Exercise.
Word-for-word transcription: reproduce all of the data, but not the pictures.

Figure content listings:
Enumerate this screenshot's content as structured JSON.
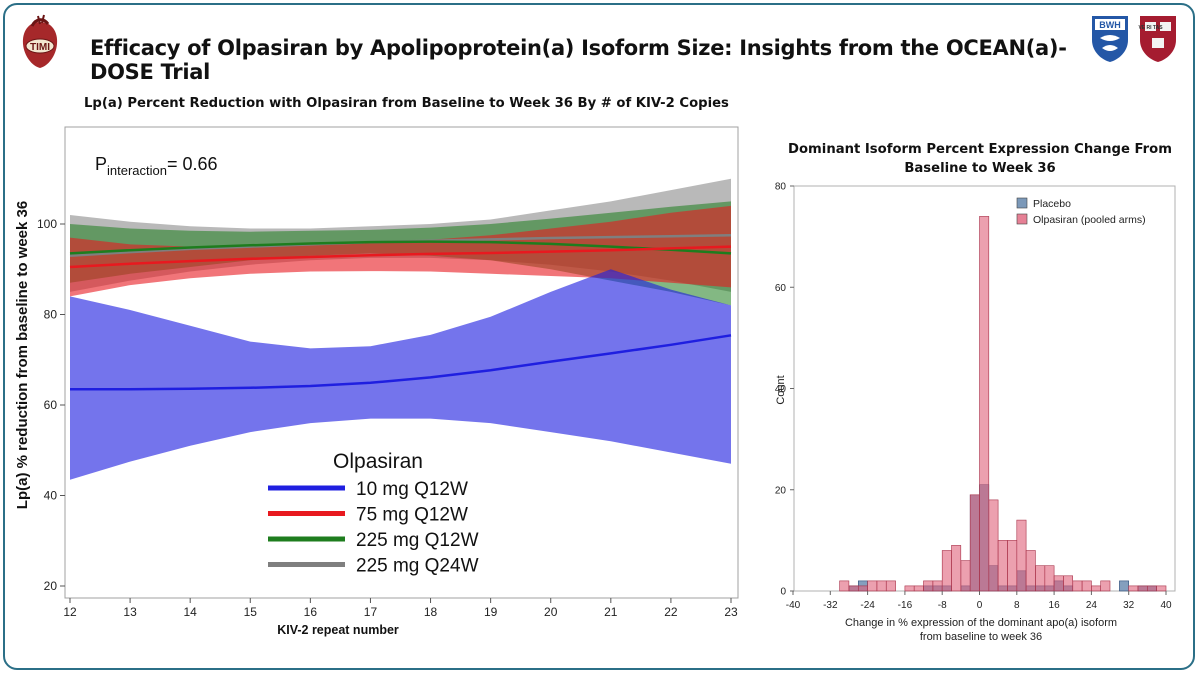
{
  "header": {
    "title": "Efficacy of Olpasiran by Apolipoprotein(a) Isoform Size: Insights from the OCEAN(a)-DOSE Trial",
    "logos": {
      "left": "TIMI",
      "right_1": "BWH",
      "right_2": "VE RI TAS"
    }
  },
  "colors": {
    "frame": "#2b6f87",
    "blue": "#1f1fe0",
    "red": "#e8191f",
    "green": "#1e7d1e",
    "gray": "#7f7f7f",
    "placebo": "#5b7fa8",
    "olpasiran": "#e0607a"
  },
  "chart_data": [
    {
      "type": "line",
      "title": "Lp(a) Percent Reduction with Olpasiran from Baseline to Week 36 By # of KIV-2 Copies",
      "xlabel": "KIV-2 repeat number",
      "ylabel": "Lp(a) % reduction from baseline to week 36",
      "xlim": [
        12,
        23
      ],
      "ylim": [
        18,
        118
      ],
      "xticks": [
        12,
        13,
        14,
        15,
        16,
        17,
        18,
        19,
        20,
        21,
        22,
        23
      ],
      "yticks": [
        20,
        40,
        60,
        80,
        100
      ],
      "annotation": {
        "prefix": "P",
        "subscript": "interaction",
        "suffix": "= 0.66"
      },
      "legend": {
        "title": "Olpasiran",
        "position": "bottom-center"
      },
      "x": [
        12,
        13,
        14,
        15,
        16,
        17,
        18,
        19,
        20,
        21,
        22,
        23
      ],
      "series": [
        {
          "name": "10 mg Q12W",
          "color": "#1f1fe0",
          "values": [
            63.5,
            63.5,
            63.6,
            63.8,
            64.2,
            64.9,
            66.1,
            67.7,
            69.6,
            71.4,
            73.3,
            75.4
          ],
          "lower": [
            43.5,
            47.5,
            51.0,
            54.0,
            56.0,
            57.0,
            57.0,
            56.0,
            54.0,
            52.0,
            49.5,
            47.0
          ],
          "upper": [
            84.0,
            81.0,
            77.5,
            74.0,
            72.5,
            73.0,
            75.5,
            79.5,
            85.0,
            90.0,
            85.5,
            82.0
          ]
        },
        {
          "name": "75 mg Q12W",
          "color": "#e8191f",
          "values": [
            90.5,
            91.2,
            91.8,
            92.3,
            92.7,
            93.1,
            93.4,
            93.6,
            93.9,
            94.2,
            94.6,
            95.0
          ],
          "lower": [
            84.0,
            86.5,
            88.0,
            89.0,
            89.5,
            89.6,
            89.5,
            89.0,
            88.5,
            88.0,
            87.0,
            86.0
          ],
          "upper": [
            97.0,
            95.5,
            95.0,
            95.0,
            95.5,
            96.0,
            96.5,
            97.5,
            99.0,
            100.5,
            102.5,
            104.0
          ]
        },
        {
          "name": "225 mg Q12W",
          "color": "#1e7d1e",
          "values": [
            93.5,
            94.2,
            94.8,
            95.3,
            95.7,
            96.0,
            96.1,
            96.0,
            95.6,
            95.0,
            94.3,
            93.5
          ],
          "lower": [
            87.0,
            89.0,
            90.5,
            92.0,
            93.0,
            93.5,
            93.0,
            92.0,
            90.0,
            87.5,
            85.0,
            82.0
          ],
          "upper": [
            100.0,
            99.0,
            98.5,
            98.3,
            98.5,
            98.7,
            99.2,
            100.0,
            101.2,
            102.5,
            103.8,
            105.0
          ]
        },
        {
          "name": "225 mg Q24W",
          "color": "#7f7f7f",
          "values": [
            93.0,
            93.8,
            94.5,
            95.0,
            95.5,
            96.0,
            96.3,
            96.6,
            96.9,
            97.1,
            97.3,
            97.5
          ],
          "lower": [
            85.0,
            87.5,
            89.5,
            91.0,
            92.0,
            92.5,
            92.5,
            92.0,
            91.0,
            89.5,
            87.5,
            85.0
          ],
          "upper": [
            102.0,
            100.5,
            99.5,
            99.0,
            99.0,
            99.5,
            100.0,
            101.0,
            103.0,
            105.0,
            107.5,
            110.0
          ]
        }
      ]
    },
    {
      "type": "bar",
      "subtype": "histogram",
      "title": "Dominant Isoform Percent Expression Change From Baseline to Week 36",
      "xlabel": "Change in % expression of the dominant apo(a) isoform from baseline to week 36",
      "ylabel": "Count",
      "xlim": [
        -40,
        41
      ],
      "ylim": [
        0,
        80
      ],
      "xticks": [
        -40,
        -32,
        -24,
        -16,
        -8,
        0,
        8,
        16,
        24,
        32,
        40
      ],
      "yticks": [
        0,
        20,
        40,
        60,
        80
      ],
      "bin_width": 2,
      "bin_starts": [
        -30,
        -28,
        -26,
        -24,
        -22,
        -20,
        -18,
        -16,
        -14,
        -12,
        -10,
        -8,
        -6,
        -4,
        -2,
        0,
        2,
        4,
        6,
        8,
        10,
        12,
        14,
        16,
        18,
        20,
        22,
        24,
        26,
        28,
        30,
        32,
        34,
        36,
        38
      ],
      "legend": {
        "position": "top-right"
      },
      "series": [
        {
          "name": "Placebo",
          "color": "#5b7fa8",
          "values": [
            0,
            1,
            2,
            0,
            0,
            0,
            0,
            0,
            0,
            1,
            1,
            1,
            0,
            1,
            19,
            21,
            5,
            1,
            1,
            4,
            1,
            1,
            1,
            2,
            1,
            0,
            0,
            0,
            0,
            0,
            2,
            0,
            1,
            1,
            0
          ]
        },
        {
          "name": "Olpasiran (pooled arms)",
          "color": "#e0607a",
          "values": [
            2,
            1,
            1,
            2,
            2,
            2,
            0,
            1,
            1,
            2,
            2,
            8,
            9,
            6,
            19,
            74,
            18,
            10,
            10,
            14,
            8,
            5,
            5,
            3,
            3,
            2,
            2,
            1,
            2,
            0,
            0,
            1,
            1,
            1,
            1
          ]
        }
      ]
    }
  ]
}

Answer to this problem.
Enumerate this screenshot's content as structured JSON.
{
  "header": {
    "title": "Efficacy of Olpasiran by Apolipoprotein(a) Isoform Size: Insights from the OCEAN(a)-DOSE Trial",
    "logos": {
      "left": "TIMI",
      "right_1": "BWH",
      "right_2": "VE RI TAS"
    }
  },
  "colors": {
    "frame": "#2b6f87",
    "blue": "#1f1fe0",
    "red": "#e8191f",
    "green": "#1e7d1e",
    "gray": "#7f7f7f",
    "placebo": "#5b7fa8",
    "olpasiran": "#e0607a"
  },
  "chart_data": [
    {
      "type": "line",
      "title": "Lp(a) Percent Reduction with Olpasiran from Baseline to Week 36 By # of KIV-2 Copies",
      "xlabel": "KIV-2 repeat number",
      "ylabel": "Lp(a) % reduction from baseline to week 36",
      "xlim": [
        12,
        23
      ],
      "ylim": [
        18,
        118
      ],
      "xticks": [
        12,
        13,
        14,
        15,
        16,
        17,
        18,
        19,
        20,
        21,
        22,
        23
      ],
      "yticks": [
        20,
        40,
        60,
        80,
        100
      ],
      "annotation": {
        "prefix": "P",
        "subscript": "interaction",
        "suffix": "= 0.66"
      },
      "legend": {
        "title": "Olpasiran",
        "position": "bottom-center"
      },
      "x": [
        12,
        13,
        14,
        15,
        16,
        17,
        18,
        19,
        20,
        21,
        22,
        23
      ],
      "series": [
        {
          "name": "10 mg Q12W",
          "color": "#1f1fe0",
          "values": [
            63.5,
            63.5,
            63.6,
            63.8,
            64.2,
            64.9,
            66.1,
            67.7,
            69.6,
            71.4,
            73.3,
            75.4
          ],
          "lower": [
            43.5,
            47.5,
            51.0,
            54.0,
            56.0,
            57.0,
            57.0,
            56.0,
            54.0,
            52.0,
            49.5,
            47.0
          ],
          "upper": [
            84.0,
            81.0,
            77.5,
            74.0,
            72.5,
            73.0,
            75.5,
            79.5,
            85.0,
            90.0,
            85.5,
            82.0
          ]
        },
        {
          "name": "75 mg Q12W",
          "color": "#e8191f",
          "values": [
            90.5,
            91.2,
            91.8,
            92.3,
            92.7,
            93.1,
            93.4,
            93.6,
            93.9,
            94.2,
            94.6,
            95.0
          ],
          "lower": [
            84.0,
            86.5,
            88.0,
            89.0,
            89.5,
            89.6,
            89.5,
            89.0,
            88.5,
            88.0,
            87.0,
            86.0
          ],
          "upper": [
            97.0,
            95.5,
            95.0,
            95.0,
            95.5,
            96.0,
            96.5,
            97.5,
            99.0,
            100.5,
            102.5,
            104.0
          ]
        },
        {
          "name": "225 mg Q12W",
          "color": "#1e7d1e",
          "values": [
            93.5,
            94.2,
            94.8,
            95.3,
            95.7,
            96.0,
            96.1,
            96.0,
            95.6,
            95.0,
            94.3,
            93.5
          ],
          "lower": [
            87.0,
            89.0,
            90.5,
            92.0,
            93.0,
            93.5,
            93.0,
            92.0,
            90.0,
            87.5,
            85.0,
            82.0
          ],
          "upper": [
            100.0,
            99.0,
            98.5,
            98.3,
            98.5,
            98.7,
            99.2,
            100.0,
            101.2,
            102.5,
            103.8,
            105.0
          ]
        },
        {
          "name": "225 mg Q24W",
          "color": "#7f7f7f",
          "values": [
            93.0,
            93.8,
            94.5,
            95.0,
            95.5,
            96.0,
            96.3,
            96.6,
            96.9,
            97.1,
            97.3,
            97.5
          ],
          "lower": [
            85.0,
            87.5,
            89.5,
            91.0,
            92.0,
            92.5,
            92.5,
            92.0,
            91.0,
            89.5,
            87.5,
            85.0
          ],
          "upper": [
            102.0,
            100.5,
            99.5,
            99.0,
            99.0,
            99.5,
            100.0,
            101.0,
            103.0,
            105.0,
            107.5,
            110.0
          ]
        }
      ]
    },
    {
      "type": "bar",
      "subtype": "histogram",
      "title": "Dominant Isoform Percent Expression Change From Baseline to Week 36",
      "xlabel": "Change in % expression of the dominant apo(a) isoform from baseline to week 36",
      "ylabel": "Count",
      "xlim": [
        -40,
        41
      ],
      "ylim": [
        0,
        80
      ],
      "xticks": [
        -40,
        -32,
        -24,
        -16,
        -8,
        0,
        8,
        16,
        24,
        32,
        40
      ],
      "yticks": [
        0,
        20,
        40,
        60,
        80
      ],
      "bin_width": 2,
      "bin_starts": [
        -30,
        -28,
        -26,
        -24,
        -22,
        -20,
        -18,
        -16,
        -14,
        -12,
        -10,
        -8,
        -6,
        -4,
        -2,
        0,
        2,
        4,
        6,
        8,
        10,
        12,
        14,
        16,
        18,
        20,
        22,
        24,
        26,
        28,
        30,
        32,
        34,
        36,
        38
      ],
      "legend": {
        "position": "top-right"
      },
      "series": [
        {
          "name": "Placebo",
          "color": "#5b7fa8",
          "values": [
            0,
            1,
            2,
            0,
            0,
            0,
            0,
            0,
            0,
            1,
            1,
            1,
            0,
            1,
            19,
            21,
            5,
            1,
            1,
            4,
            1,
            1,
            1,
            2,
            1,
            0,
            0,
            0,
            0,
            0,
            2,
            0,
            1,
            1,
            0
          ]
        },
        {
          "name": "Olpasiran (pooled arms)",
          "color": "#e0607a",
          "values": [
            2,
            1,
            1,
            2,
            2,
            2,
            0,
            1,
            1,
            2,
            2,
            8,
            9,
            6,
            19,
            74,
            18,
            10,
            10,
            14,
            8,
            5,
            5,
            3,
            3,
            2,
            2,
            1,
            2,
            0,
            0,
            1,
            1,
            1,
            1
          ]
        }
      ]
    }
  ]
}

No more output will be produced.